Given records →

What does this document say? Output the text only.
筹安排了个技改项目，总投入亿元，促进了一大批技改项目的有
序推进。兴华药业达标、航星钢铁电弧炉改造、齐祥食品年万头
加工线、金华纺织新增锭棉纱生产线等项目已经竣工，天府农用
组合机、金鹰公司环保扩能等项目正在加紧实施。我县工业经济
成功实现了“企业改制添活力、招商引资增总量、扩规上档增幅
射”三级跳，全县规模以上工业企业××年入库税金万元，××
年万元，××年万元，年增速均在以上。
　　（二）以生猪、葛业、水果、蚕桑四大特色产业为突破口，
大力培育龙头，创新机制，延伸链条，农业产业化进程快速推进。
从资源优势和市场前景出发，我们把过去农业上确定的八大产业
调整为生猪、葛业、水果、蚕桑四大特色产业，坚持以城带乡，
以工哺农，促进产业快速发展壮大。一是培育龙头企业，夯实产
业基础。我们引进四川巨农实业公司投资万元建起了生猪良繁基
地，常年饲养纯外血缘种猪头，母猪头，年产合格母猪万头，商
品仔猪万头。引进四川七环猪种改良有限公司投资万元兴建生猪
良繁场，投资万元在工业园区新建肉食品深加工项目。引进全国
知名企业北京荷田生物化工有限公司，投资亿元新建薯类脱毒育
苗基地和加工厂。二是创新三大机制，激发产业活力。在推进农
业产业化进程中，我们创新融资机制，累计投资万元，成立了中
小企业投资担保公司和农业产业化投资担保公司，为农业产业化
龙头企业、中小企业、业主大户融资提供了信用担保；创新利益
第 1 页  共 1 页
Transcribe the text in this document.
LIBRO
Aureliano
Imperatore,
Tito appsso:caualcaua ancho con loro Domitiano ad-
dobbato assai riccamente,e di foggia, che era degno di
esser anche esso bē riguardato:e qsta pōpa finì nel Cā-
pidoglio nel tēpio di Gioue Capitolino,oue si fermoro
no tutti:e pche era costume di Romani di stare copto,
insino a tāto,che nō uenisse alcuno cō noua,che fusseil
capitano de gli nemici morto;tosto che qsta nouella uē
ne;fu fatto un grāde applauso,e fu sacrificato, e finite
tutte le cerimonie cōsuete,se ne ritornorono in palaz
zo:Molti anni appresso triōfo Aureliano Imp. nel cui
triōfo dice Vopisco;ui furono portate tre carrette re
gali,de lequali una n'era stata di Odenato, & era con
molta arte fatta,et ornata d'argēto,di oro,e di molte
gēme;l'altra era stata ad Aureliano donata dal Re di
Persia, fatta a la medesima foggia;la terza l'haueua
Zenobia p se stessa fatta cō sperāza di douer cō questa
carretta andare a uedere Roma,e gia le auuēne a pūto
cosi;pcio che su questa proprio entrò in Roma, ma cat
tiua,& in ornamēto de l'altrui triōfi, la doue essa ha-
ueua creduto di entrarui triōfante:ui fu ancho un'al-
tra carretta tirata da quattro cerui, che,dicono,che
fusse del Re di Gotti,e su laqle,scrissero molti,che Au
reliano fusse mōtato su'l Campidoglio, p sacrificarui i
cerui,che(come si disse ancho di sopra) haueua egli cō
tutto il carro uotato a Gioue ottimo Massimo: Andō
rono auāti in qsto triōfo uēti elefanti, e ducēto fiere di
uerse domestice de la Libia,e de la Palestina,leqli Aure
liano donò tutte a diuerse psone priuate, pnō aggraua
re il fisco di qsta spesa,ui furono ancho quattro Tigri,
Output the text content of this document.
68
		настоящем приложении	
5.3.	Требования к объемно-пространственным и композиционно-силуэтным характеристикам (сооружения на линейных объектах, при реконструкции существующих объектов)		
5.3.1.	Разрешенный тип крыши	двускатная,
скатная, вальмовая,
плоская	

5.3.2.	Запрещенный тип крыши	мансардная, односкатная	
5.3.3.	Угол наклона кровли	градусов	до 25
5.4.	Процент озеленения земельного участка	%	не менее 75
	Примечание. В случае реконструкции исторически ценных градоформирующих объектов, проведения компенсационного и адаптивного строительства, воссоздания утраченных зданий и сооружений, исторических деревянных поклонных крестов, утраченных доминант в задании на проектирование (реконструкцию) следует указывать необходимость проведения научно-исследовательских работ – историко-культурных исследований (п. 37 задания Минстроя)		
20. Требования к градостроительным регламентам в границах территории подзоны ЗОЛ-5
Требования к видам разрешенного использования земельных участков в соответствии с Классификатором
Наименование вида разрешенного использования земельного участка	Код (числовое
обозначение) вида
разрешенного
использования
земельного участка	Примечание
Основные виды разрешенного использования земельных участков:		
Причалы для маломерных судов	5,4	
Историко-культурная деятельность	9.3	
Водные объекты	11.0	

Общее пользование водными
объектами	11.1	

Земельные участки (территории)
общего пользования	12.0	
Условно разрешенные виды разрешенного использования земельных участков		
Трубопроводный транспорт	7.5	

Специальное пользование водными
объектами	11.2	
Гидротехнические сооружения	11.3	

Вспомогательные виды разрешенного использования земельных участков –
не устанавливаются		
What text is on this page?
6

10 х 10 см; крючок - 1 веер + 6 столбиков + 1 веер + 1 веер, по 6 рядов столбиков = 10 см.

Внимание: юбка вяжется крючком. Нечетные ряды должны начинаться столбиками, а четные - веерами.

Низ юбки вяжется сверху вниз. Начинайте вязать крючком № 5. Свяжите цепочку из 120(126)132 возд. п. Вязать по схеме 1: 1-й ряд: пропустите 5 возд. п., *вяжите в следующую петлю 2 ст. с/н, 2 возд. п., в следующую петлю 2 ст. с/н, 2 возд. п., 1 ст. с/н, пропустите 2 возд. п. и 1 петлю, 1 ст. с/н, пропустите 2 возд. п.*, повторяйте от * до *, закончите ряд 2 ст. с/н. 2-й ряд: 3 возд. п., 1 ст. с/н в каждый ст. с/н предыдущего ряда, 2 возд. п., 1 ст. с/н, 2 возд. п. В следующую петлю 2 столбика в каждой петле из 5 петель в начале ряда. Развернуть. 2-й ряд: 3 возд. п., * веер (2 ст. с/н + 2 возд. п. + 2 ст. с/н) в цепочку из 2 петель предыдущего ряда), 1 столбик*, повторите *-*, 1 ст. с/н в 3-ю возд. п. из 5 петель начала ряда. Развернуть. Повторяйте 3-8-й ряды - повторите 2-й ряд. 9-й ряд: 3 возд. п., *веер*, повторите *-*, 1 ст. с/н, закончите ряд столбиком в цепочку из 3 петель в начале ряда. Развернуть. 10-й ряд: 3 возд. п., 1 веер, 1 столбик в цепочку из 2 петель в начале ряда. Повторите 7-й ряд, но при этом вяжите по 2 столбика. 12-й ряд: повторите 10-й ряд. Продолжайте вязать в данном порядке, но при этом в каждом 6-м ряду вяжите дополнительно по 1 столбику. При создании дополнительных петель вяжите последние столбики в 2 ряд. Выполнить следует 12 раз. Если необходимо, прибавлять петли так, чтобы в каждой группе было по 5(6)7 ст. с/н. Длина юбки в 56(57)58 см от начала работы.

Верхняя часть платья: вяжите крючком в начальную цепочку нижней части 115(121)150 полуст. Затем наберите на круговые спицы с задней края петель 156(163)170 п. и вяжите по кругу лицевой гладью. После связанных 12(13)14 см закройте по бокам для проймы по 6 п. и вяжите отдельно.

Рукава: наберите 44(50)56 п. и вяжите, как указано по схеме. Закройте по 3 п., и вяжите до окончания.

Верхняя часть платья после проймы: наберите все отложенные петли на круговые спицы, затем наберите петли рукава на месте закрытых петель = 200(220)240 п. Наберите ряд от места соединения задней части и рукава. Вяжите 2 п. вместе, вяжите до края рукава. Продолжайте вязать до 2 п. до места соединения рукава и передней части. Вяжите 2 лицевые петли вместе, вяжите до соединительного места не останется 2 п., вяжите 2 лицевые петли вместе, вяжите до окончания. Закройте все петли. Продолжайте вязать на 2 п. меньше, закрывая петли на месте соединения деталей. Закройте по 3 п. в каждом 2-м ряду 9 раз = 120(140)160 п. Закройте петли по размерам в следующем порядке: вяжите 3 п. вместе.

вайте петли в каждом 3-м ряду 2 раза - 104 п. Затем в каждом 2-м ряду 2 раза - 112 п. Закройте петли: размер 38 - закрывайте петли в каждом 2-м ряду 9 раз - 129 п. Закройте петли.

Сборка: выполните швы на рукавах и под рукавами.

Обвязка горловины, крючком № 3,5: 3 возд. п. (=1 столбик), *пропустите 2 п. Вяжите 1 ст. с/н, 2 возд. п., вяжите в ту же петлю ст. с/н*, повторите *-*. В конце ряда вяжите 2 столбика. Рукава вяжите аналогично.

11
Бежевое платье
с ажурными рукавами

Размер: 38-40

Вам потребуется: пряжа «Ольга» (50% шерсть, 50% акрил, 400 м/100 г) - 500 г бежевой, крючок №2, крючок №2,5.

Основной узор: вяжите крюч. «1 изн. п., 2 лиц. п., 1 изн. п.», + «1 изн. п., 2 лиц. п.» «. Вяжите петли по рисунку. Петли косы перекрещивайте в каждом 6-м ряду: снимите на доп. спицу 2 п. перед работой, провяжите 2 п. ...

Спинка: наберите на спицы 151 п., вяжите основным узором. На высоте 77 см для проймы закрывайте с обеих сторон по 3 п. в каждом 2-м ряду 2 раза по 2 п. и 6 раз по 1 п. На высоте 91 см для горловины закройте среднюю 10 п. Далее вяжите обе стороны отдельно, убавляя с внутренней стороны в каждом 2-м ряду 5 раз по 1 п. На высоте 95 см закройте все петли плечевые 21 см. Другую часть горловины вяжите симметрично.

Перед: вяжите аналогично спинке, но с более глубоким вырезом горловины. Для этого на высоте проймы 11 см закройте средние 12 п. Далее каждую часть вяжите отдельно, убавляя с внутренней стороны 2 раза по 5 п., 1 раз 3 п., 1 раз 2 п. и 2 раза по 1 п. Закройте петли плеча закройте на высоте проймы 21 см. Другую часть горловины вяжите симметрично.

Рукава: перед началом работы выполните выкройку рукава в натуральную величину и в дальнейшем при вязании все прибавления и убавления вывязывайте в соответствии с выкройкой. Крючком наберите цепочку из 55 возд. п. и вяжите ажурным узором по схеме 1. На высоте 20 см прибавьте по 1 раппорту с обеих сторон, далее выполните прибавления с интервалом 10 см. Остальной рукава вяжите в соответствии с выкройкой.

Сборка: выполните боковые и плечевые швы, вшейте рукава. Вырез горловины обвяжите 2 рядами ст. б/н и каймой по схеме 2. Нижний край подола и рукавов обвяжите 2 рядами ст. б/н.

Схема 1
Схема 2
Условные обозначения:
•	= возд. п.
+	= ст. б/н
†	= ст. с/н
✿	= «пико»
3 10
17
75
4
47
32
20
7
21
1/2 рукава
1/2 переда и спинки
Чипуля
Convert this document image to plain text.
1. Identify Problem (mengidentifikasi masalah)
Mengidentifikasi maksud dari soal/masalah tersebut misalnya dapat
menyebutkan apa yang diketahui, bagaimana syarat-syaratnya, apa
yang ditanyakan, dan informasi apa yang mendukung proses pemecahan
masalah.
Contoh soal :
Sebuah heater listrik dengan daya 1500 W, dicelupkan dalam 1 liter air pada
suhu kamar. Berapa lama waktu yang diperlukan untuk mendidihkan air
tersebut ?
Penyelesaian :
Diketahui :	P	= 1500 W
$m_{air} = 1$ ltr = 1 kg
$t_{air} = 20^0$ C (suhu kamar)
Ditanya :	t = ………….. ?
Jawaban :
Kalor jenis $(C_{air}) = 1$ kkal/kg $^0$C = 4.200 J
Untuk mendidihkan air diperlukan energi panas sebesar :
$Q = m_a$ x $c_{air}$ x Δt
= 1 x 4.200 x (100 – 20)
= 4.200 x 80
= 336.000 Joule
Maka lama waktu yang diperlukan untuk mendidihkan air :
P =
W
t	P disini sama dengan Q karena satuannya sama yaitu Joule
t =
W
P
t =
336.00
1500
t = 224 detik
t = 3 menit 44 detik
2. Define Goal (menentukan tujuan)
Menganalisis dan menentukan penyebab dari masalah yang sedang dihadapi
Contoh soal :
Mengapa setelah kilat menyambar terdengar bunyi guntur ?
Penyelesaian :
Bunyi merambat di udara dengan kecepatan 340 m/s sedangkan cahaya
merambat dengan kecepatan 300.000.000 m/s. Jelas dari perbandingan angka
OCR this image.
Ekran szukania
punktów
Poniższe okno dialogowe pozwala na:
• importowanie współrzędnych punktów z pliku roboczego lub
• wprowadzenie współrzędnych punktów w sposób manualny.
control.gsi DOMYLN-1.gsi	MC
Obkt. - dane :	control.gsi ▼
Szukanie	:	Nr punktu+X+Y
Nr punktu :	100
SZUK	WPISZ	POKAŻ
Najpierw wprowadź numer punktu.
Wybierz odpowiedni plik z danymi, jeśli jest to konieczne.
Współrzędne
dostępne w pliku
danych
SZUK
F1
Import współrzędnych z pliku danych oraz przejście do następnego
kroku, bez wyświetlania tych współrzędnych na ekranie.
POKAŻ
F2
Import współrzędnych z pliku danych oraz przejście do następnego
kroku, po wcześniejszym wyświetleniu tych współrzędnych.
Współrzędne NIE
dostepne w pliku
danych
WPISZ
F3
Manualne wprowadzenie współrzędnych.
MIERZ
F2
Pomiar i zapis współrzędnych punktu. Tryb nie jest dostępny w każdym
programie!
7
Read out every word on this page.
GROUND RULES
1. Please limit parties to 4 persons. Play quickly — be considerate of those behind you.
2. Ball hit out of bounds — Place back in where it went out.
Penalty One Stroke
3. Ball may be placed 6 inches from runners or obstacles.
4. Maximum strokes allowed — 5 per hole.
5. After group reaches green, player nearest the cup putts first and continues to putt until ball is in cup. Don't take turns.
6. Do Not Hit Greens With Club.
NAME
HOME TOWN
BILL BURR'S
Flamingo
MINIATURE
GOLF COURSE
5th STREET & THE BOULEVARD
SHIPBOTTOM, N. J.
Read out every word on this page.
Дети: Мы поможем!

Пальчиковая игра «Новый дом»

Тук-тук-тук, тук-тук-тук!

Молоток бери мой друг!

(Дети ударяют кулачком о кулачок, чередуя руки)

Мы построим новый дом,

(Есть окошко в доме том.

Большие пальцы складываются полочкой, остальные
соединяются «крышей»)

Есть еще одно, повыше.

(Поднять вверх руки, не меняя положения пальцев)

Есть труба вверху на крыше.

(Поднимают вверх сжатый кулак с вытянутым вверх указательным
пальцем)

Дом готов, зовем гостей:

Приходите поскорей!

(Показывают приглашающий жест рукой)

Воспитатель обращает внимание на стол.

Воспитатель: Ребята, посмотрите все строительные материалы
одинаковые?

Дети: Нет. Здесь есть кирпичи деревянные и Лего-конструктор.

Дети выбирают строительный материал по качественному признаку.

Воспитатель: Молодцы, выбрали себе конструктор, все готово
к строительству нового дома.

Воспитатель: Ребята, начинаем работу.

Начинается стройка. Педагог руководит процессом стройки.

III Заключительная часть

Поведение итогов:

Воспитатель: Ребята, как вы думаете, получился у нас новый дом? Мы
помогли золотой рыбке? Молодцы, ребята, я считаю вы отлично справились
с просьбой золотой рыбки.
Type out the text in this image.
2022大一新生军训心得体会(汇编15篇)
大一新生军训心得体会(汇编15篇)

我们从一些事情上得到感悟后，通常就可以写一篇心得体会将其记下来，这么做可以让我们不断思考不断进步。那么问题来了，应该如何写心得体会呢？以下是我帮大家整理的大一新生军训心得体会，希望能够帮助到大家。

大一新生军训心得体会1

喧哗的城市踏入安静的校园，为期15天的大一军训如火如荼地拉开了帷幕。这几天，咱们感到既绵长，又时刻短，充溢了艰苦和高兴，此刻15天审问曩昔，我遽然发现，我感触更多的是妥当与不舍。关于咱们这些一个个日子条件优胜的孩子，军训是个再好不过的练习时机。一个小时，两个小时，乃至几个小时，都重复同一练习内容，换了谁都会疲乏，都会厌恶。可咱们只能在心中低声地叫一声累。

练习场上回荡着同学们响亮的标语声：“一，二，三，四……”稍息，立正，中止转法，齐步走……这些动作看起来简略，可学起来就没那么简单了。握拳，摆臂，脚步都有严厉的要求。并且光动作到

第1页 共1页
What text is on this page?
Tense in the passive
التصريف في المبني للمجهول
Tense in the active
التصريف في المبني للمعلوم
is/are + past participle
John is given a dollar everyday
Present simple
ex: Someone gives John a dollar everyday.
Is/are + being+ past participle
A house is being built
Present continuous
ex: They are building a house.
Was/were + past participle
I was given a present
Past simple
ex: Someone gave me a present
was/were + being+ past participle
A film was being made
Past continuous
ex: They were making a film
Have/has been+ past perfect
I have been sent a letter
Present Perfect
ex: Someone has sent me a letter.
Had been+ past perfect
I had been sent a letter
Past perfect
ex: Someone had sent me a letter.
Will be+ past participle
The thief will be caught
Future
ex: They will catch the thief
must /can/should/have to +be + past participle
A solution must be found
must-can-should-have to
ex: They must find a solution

Exercise requirements →
Pick out the lines that contain "задней" and copy them.

Response below →
Верхняя часть платья: вяжите крючком в начальную цепочку нижней части 115(121)150 полуст. Затем наберите на круговые спицы с задней края петель 156(163)170 п. и вяжите по кругу лицевой гладью. После связанных 12(13)14 см закройте по бокам для проймы по 6 п. и вяжите отдельно.
Верхняя часть платья после проймы: наберите все отложенные петли на круговые спицы, затем наберите петли рукава на месте закрытых петель = 200(220)240 п. Наберите ряд от места соединения задней части и рукава. Вяжите 2 п. вместе, вяжите до края рукава. Продолжайте вязать до 2 п. до места соединения рукава и передней части. Вяжите 2 лицевые петли вместе, вяжите до соединительного места не останется 2 п., вяжите 2 лицевые петли вместе, вяжите до окончания. Закройте все петли. Продолжайте вязать на 2 п. меньше, закрывая петли на месте соединения деталей. Закройте по 3 п. в каждом 2-м ряду 9 раз = 120(140)160 п. Закройте петли по размерам в следующем порядке: вяжите 3 п. вместе.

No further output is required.